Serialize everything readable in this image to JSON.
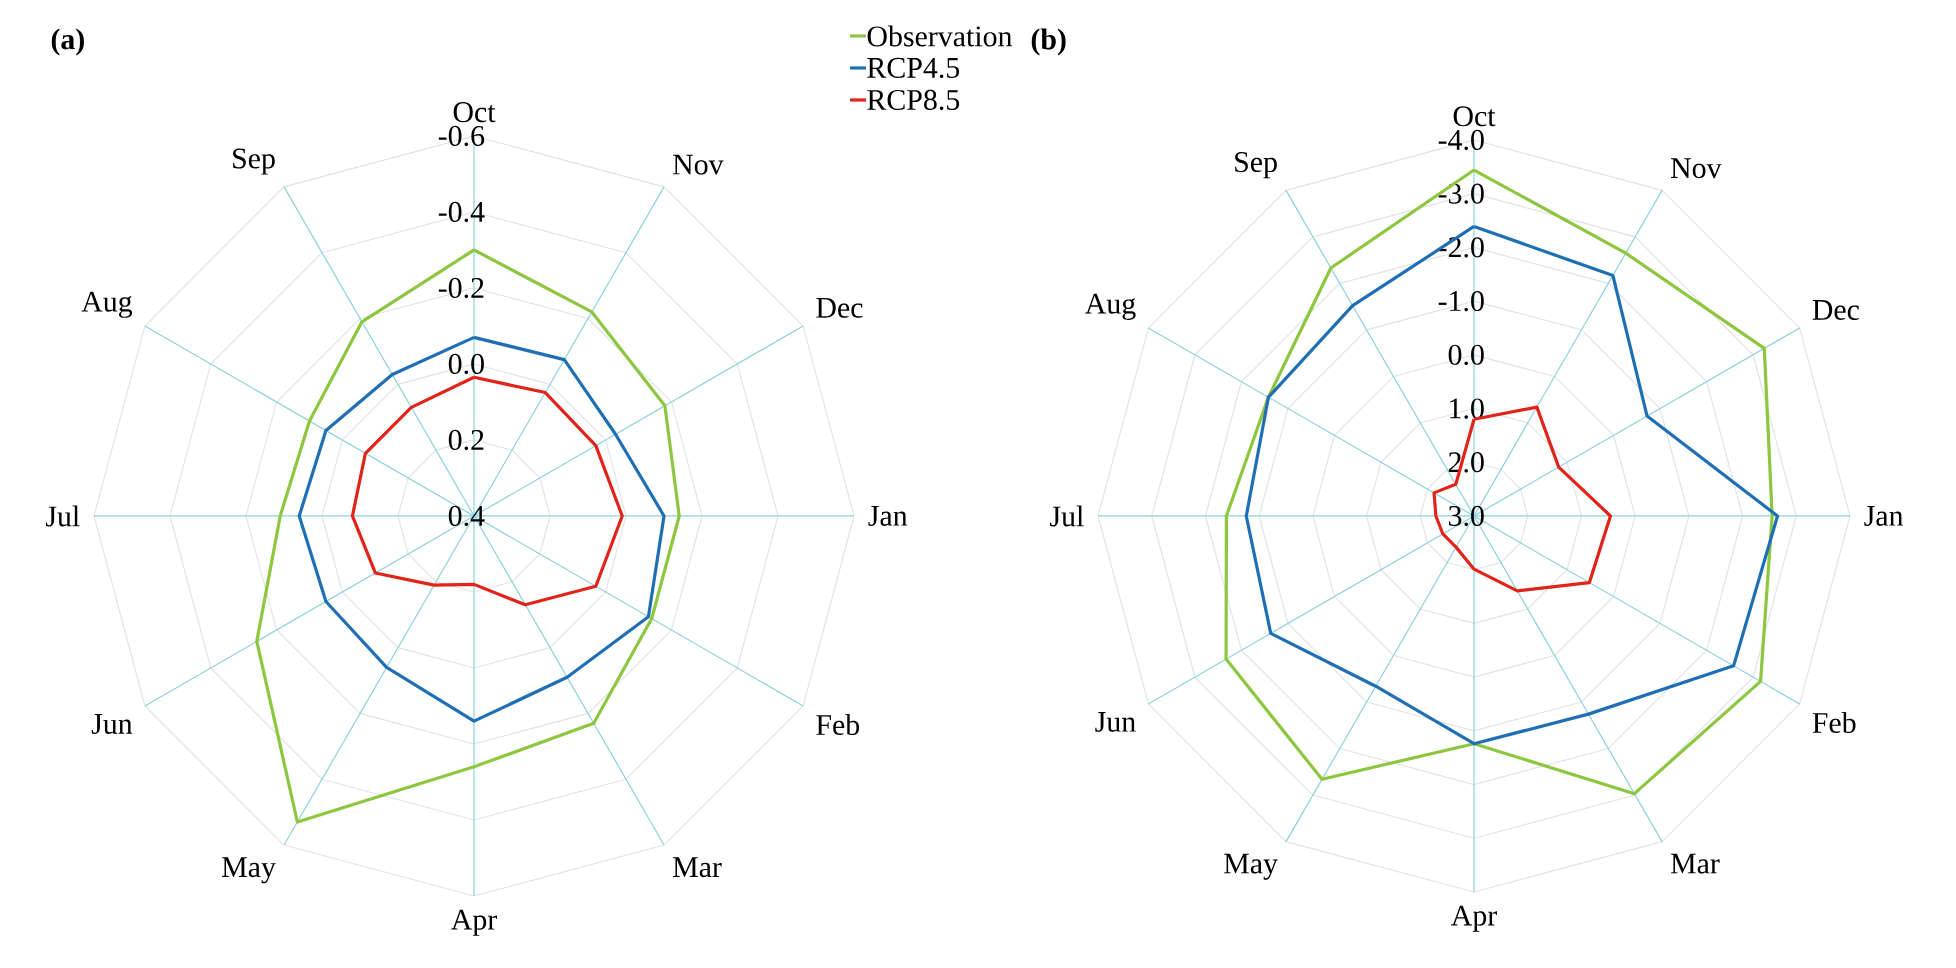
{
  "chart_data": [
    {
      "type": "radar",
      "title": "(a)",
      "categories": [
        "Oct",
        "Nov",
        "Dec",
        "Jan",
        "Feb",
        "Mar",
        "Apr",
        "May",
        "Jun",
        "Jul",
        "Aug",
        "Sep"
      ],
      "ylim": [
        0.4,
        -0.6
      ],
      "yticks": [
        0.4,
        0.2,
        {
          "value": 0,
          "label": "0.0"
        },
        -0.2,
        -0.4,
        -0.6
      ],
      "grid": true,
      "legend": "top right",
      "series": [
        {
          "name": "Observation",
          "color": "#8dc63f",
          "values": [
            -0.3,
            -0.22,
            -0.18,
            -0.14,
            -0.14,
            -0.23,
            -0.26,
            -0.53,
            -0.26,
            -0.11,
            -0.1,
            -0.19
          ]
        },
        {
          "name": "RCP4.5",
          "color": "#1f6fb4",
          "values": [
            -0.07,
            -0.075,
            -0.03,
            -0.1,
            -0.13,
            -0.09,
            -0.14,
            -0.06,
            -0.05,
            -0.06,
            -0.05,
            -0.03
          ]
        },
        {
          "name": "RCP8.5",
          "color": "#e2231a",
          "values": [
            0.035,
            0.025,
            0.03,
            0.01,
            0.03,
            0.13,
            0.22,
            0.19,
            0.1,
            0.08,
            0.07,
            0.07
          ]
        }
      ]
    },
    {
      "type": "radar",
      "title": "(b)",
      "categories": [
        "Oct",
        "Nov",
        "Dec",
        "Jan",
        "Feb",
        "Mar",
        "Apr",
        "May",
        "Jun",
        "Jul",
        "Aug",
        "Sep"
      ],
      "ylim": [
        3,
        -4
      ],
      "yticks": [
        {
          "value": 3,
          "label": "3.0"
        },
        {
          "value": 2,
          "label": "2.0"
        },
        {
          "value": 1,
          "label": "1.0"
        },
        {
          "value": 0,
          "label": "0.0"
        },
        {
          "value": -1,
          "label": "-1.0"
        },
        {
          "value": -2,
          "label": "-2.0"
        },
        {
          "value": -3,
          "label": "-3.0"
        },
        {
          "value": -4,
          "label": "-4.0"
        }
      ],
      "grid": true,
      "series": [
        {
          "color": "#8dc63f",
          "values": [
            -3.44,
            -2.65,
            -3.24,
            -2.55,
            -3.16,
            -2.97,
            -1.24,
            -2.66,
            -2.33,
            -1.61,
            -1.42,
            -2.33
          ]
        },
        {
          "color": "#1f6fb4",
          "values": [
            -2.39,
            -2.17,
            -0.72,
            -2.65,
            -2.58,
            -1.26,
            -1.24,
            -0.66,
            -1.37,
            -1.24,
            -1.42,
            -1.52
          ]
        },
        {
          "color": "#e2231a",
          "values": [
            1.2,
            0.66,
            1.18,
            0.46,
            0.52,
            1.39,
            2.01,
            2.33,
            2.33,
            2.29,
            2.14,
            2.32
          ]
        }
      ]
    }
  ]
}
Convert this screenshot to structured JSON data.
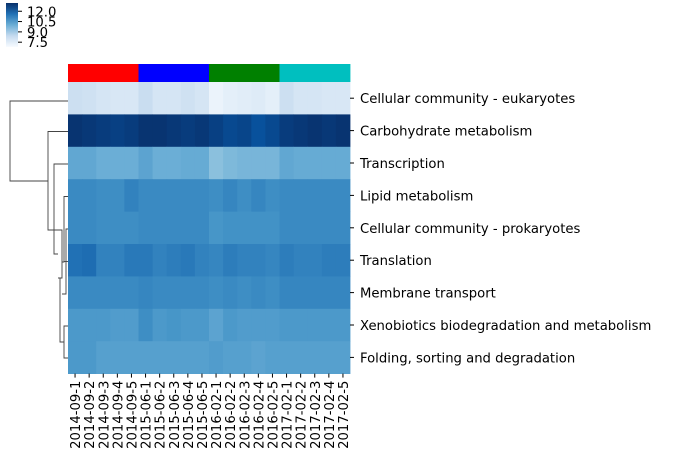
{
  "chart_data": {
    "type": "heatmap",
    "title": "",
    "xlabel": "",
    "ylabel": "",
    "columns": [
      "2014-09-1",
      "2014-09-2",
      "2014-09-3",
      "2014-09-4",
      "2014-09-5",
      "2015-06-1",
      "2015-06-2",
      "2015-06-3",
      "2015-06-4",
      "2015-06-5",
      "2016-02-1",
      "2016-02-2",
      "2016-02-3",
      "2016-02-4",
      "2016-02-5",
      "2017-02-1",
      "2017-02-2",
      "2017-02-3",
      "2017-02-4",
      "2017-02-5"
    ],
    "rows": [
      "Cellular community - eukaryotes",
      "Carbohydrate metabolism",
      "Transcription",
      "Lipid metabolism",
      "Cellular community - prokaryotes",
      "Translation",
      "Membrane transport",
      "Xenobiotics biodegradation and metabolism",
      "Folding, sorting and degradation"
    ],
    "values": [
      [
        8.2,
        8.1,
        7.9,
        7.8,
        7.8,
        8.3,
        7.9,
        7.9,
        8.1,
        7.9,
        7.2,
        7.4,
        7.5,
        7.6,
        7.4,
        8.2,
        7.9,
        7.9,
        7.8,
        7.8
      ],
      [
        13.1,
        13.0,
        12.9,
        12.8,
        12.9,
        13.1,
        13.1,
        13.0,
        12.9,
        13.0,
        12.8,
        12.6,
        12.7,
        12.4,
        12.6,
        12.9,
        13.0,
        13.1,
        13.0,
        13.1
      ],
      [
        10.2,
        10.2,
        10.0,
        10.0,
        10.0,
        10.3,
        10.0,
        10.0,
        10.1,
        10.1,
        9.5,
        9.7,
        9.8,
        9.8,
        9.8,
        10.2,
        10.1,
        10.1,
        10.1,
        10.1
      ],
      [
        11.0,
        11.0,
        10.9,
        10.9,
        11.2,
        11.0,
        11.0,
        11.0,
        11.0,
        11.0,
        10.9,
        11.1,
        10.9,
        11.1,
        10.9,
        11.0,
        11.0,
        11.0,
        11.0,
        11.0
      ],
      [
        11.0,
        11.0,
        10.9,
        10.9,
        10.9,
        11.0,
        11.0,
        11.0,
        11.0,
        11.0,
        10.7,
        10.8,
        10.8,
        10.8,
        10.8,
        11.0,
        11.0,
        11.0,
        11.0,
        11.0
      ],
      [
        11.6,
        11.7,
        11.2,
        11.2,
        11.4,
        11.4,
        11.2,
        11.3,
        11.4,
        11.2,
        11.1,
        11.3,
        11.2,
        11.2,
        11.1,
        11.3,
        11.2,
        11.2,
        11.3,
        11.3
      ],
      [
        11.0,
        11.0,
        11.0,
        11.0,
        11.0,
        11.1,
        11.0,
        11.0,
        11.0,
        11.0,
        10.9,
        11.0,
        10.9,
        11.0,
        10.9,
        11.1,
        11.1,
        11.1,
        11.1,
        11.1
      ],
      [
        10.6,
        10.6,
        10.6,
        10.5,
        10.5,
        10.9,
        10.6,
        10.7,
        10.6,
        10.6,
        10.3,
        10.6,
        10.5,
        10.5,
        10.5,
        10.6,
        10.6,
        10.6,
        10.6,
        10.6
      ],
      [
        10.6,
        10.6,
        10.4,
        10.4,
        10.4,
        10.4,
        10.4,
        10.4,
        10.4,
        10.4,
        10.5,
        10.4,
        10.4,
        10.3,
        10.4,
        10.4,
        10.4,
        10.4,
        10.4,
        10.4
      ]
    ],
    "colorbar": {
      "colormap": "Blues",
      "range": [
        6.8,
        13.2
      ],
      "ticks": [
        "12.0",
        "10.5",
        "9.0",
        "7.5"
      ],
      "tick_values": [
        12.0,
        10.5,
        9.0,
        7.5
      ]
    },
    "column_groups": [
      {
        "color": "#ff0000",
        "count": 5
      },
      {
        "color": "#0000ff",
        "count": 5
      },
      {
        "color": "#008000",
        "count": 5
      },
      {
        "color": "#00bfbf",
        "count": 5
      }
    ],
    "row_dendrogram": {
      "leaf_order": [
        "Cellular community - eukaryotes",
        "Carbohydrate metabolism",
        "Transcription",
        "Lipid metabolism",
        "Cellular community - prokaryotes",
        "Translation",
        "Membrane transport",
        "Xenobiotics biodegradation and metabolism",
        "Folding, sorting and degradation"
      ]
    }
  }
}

^^^^^^^^

Read the data above and pull out each line that holds the string "transport".

> EXERCISE OUTPUT:
      "Membrane transport",
        "Membrane transport",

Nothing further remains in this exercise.